Show all lines holding "συνήθως".

Given entries -
-.-.-

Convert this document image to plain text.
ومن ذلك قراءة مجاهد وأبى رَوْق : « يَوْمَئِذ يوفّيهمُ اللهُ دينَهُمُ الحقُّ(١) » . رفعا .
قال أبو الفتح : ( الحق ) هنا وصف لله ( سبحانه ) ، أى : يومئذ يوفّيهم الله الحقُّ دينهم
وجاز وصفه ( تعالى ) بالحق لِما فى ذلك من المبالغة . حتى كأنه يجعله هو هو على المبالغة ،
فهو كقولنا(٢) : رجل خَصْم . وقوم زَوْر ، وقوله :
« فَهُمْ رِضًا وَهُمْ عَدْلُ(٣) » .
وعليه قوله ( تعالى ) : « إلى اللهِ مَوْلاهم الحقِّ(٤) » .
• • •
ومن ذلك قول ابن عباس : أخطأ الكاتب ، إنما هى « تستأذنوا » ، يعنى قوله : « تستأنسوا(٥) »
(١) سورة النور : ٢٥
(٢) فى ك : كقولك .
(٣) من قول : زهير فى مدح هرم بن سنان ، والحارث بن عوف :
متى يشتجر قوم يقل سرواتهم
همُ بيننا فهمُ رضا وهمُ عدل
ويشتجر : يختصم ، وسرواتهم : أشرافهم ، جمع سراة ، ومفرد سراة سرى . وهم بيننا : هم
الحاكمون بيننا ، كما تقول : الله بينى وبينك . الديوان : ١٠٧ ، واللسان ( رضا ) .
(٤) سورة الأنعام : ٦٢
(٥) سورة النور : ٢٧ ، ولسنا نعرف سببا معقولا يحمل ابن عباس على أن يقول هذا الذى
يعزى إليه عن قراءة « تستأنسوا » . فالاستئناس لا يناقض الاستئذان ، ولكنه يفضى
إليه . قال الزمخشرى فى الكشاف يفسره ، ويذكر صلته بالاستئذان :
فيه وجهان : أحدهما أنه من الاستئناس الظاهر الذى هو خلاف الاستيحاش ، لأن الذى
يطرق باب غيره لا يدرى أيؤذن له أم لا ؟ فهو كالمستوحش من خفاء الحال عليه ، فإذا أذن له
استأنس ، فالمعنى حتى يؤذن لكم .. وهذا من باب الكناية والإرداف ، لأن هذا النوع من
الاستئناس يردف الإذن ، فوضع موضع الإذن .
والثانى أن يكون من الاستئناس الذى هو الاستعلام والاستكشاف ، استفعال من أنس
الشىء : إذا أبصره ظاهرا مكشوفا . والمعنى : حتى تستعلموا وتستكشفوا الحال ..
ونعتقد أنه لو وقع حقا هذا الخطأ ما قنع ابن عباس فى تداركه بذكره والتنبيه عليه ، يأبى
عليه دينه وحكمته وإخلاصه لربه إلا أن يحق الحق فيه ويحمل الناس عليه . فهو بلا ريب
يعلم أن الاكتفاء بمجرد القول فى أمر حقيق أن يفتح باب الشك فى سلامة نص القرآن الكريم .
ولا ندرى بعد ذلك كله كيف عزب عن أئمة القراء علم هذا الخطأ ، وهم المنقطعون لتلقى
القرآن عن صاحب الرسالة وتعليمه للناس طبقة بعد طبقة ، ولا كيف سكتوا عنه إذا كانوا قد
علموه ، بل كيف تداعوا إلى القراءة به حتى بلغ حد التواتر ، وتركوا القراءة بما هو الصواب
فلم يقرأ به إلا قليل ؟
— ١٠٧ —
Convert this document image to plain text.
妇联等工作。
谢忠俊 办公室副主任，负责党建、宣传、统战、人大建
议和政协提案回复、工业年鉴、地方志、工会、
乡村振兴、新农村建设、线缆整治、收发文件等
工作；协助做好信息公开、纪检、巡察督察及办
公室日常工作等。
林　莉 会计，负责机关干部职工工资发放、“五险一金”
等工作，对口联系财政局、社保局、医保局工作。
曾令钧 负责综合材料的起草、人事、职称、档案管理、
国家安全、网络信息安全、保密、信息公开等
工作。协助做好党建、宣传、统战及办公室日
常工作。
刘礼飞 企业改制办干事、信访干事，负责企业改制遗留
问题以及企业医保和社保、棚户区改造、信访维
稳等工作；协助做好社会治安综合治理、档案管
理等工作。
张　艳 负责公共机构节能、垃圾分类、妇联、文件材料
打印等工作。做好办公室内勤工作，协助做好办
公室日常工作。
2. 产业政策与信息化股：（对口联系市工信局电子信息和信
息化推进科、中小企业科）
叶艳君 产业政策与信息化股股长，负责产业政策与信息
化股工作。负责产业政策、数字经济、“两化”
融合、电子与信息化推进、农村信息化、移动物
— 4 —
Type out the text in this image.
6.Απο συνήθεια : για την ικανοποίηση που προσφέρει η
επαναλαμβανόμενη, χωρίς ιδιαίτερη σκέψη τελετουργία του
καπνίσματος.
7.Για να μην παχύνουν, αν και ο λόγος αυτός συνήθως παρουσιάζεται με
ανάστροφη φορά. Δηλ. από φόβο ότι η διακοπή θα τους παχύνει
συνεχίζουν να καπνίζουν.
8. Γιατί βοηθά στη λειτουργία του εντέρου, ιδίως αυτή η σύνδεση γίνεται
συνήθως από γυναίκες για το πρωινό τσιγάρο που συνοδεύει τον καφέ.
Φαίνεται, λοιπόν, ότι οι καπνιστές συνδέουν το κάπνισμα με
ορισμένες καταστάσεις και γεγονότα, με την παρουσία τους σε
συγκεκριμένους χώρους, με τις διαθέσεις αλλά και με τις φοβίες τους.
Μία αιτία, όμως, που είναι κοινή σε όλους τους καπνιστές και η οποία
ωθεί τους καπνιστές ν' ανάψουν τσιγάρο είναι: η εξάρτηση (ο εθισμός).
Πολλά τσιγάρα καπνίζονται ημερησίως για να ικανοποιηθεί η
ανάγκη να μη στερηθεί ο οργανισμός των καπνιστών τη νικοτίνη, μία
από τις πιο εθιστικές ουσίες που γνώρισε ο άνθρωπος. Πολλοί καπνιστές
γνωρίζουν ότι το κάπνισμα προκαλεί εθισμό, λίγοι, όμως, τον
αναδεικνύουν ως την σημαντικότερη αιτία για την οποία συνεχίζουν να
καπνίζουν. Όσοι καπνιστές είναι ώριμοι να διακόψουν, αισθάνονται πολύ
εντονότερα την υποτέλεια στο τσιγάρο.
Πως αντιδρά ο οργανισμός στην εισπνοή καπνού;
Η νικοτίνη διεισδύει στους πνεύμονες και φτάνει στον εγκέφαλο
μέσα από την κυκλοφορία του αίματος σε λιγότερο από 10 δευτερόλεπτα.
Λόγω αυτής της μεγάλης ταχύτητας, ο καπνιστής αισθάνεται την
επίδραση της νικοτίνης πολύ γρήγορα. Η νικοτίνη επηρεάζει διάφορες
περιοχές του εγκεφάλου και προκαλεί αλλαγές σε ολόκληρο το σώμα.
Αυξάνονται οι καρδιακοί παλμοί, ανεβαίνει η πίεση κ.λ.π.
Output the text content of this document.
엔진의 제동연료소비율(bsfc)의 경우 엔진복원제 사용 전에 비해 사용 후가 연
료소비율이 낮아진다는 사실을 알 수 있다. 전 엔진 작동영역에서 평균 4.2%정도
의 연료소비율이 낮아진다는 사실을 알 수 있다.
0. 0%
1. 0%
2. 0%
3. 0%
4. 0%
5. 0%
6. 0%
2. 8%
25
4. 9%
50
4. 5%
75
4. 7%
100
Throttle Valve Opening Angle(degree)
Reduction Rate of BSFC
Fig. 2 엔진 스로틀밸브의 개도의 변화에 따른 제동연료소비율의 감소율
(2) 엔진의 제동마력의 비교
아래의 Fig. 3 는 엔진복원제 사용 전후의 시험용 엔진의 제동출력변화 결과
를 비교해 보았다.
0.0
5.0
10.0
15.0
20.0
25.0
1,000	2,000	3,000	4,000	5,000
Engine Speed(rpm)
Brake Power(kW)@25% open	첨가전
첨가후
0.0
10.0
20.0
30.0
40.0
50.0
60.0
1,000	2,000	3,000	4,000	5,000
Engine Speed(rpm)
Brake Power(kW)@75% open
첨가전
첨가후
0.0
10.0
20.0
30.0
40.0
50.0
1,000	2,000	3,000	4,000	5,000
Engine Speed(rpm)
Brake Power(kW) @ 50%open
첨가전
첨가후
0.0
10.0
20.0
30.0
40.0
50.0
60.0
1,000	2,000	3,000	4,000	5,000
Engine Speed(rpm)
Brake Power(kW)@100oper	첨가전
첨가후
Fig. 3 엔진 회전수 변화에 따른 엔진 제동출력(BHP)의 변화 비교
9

-.-.-

Solution for this problem -
7.Για να μην παχύνουν, αν και ο λόγος αυτός συνήθως παρουσιάζεται με
συνήθως από γυναίκες για το πρωινό τσιγάρο που συνοδεύει τον καφέ.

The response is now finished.